- Problem details -
Take all the material and copy it exactly.

- Data provided -

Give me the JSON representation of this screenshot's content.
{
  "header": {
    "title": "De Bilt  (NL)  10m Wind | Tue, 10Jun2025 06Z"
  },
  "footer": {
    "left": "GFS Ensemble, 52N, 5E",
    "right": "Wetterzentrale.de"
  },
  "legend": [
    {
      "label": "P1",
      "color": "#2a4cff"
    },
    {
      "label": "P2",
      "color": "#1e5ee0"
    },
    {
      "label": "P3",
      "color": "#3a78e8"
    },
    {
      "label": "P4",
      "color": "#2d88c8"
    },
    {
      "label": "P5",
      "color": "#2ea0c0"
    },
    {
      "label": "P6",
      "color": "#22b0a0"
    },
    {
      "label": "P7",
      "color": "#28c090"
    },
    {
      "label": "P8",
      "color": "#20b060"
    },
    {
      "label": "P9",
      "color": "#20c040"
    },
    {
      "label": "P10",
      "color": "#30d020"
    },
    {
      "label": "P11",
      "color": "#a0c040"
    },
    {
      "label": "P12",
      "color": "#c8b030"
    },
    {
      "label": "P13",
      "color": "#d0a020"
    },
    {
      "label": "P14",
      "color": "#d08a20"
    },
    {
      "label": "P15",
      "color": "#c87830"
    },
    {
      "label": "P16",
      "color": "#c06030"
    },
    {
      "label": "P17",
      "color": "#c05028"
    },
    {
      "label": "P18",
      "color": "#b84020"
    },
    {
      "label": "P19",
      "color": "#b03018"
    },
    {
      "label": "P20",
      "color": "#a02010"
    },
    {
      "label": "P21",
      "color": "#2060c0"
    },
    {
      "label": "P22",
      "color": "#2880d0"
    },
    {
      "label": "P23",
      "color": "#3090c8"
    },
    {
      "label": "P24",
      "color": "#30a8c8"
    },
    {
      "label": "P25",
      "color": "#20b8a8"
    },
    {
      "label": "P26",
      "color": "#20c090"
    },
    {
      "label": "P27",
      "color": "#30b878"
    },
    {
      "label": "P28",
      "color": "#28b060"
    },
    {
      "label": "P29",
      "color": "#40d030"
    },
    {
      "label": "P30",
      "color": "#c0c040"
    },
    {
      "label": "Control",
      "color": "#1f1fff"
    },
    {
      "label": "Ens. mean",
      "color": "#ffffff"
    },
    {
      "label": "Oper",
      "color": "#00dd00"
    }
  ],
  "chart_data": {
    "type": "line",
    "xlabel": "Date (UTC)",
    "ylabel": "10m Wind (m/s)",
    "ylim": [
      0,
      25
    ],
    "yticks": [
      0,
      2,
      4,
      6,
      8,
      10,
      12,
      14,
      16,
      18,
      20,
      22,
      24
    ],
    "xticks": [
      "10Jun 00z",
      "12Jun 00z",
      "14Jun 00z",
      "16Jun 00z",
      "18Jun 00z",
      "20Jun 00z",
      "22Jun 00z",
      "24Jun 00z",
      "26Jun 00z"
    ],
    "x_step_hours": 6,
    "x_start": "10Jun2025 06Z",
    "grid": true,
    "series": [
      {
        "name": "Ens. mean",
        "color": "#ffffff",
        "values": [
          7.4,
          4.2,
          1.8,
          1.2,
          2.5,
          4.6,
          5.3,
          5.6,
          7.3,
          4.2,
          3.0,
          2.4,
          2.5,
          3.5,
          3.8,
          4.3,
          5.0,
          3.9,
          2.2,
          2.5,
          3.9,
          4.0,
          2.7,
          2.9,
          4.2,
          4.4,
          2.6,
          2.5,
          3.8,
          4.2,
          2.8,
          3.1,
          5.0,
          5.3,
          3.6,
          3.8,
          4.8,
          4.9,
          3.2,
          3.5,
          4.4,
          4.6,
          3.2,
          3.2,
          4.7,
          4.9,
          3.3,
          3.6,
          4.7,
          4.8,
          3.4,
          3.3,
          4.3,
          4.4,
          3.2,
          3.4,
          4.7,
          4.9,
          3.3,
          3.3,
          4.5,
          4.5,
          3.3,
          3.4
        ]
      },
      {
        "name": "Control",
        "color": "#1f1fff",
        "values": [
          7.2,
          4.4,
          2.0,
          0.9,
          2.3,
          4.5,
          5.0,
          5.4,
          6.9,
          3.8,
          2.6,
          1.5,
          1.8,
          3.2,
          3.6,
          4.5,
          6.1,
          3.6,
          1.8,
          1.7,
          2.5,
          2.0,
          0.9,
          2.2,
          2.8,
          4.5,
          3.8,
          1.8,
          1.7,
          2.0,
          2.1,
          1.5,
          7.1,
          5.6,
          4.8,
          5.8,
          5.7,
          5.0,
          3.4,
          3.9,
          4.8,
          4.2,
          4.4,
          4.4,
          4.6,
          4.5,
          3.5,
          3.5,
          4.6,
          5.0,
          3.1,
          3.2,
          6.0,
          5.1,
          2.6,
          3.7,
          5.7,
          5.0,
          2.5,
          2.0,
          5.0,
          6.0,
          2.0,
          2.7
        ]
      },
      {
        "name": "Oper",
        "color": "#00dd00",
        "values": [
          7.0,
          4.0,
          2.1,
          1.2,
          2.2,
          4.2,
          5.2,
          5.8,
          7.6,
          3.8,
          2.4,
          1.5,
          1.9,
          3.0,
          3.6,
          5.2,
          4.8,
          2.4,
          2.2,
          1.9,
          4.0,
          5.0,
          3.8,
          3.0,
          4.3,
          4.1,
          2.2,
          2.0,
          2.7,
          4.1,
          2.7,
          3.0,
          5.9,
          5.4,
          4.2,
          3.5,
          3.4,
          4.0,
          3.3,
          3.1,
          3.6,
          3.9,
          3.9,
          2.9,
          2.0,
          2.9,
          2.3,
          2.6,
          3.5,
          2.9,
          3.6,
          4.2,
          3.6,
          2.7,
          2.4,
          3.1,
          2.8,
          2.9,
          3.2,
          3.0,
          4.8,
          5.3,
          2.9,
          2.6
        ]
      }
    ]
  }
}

- Result -
Give me the JSON representation of this screenshot's content.
{
  "header": {
    "title": "De Bilt  (NL)  10m Wind | Tue, 10Jun2025 06Z"
  },
  "footer": {
    "left": "GFS Ensemble, 52N, 5E",
    "right": "Wetterzentrale.de"
  },
  "legend": [
    {
      "label": "P1",
      "color": "#2a4cff"
    },
    {
      "label": "P2",
      "color": "#1e5ee0"
    },
    {
      "label": "P3",
      "color": "#3a78e8"
    },
    {
      "label": "P4",
      "color": "#2d88c8"
    },
    {
      "label": "P5",
      "color": "#2ea0c0"
    },
    {
      "label": "P6",
      "color": "#22b0a0"
    },
    {
      "label": "P7",
      "color": "#28c090"
    },
    {
      "label": "P8",
      "color": "#20b060"
    },
    {
      "label": "P9",
      "color": "#20c040"
    },
    {
      "label": "P10",
      "color": "#30d020"
    },
    {
      "label": "P11",
      "color": "#a0c040"
    },
    {
      "label": "P12",
      "color": "#c8b030"
    },
    {
      "label": "P13",
      "color": "#d0a020"
    },
    {
      "label": "P14",
      "color": "#d08a20"
    },
    {
      "label": "P15",
      "color": "#c87830"
    },
    {
      "label": "P16",
      "color": "#c06030"
    },
    {
      "label": "P17",
      "color": "#c05028"
    },
    {
      "label": "P18",
      "color": "#b84020"
    },
    {
      "label": "P19",
      "color": "#b03018"
    },
    {
      "label": "P20",
      "color": "#a02010"
    },
    {
      "label": "P21",
      "color": "#2060c0"
    },
    {
      "label": "P22",
      "color": "#2880d0"
    },
    {
      "label": "P23",
      "color": "#3090c8"
    },
    {
      "label": "P24",
      "color": "#30a8c8"
    },
    {
      "label": "P25",
      "color": "#20b8a8"
    },
    {
      "label": "P26",
      "color": "#20c090"
    },
    {
      "label": "P27",
      "color": "#30b878"
    },
    {
      "label": "P28",
      "color": "#28b060"
    },
    {
      "label": "P29",
      "color": "#40d030"
    },
    {
      "label": "P30",
      "color": "#c0c040"
    },
    {
      "label": "Control",
      "color": "#1f1fff"
    },
    {
      "label": "Ens. mean",
      "color": "#ffffff"
    },
    {
      "label": "Oper",
      "color": "#00dd00"
    }
  ],
  "chart_data": {
    "type": "line",
    "xlabel": "Date (UTC)",
    "ylabel": "10m Wind (m/s)",
    "ylim": [
      0,
      25
    ],
    "yticks": [
      0,
      2,
      4,
      6,
      8,
      10,
      12,
      14,
      16,
      18,
      20,
      22,
      24
    ],
    "xticks": [
      "10Jun 00z",
      "12Jun 00z",
      "14Jun 00z",
      "16Jun 00z",
      "18Jun 00z",
      "20Jun 00z",
      "22Jun 00z",
      "24Jun 00z",
      "26Jun 00z"
    ],
    "x_step_hours": 6,
    "x_start": "10Jun2025 06Z",
    "grid": true,
    "series": [
      {
        "name": "Ens. mean",
        "color": "#ffffff",
        "values": [
          7.4,
          4.2,
          1.8,
          1.2,
          2.5,
          4.6,
          5.3,
          5.6,
          7.3,
          4.2,
          3.0,
          2.4,
          2.5,
          3.5,
          3.8,
          4.3,
          5.0,
          3.9,
          2.2,
          2.5,
          3.9,
          4.0,
          2.7,
          2.9,
          4.2,
          4.4,
          2.6,
          2.5,
          3.8,
          4.2,
          2.8,
          3.1,
          5.0,
          5.3,
          3.6,
          3.8,
          4.8,
          4.9,
          3.2,
          3.5,
          4.4,
          4.6,
          3.2,
          3.2,
          4.7,
          4.9,
          3.3,
          3.6,
          4.7,
          4.8,
          3.4,
          3.3,
          4.3,
          4.4,
          3.2,
          3.4,
          4.7,
          4.9,
          3.3,
          3.3,
          4.5,
          4.5,
          3.3,
          3.4
        ]
      },
      {
        "name": "Control",
        "color": "#1f1fff",
        "values": [
          7.2,
          4.4,
          2.0,
          0.9,
          2.3,
          4.5,
          5.0,
          5.4,
          6.9,
          3.8,
          2.6,
          1.5,
          1.8,
          3.2,
          3.6,
          4.5,
          6.1,
          3.6,
          1.8,
          1.7,
          2.5,
          2.0,
          0.9,
          2.2,
          2.8,
          4.5,
          3.8,
          1.8,
          1.7,
          2.0,
          2.1,
          1.5,
          7.1,
          5.6,
          4.8,
          5.8,
          5.7,
          5.0,
          3.4,
          3.9,
          4.8,
          4.2,
          4.4,
          4.4,
          4.6,
          4.5,
          3.5,
          3.5,
          4.6,
          5.0,
          3.1,
          3.2,
          6.0,
          5.1,
          2.6,
          3.7,
          5.7,
          5.0,
          2.5,
          2.0,
          5.0,
          6.0,
          2.0,
          2.7
        ]
      },
      {
        "name": "Oper",
        "color": "#00dd00",
        "values": [
          7.0,
          4.0,
          2.1,
          1.2,
          2.2,
          4.2,
          5.2,
          5.8,
          7.6,
          3.8,
          2.4,
          1.5,
          1.9,
          3.0,
          3.6,
          5.2,
          4.8,
          2.4,
          2.2,
          1.9,
          4.0,
          5.0,
          3.8,
          3.0,
          4.3,
          4.1,
          2.2,
          2.0,
          2.7,
          4.1,
          2.7,
          3.0,
          5.9,
          5.4,
          4.2,
          3.5,
          3.4,
          4.0,
          3.3,
          3.1,
          3.6,
          3.9,
          3.9,
          2.9,
          2.0,
          2.9,
          2.3,
          2.6,
          3.5,
          2.9,
          3.6,
          4.2,
          3.6,
          2.7,
          2.4,
          3.1,
          2.8,
          2.9,
          3.2,
          3.0,
          4.8,
          5.3,
          2.9,
          2.6
        ]
      }
    ]
  }
}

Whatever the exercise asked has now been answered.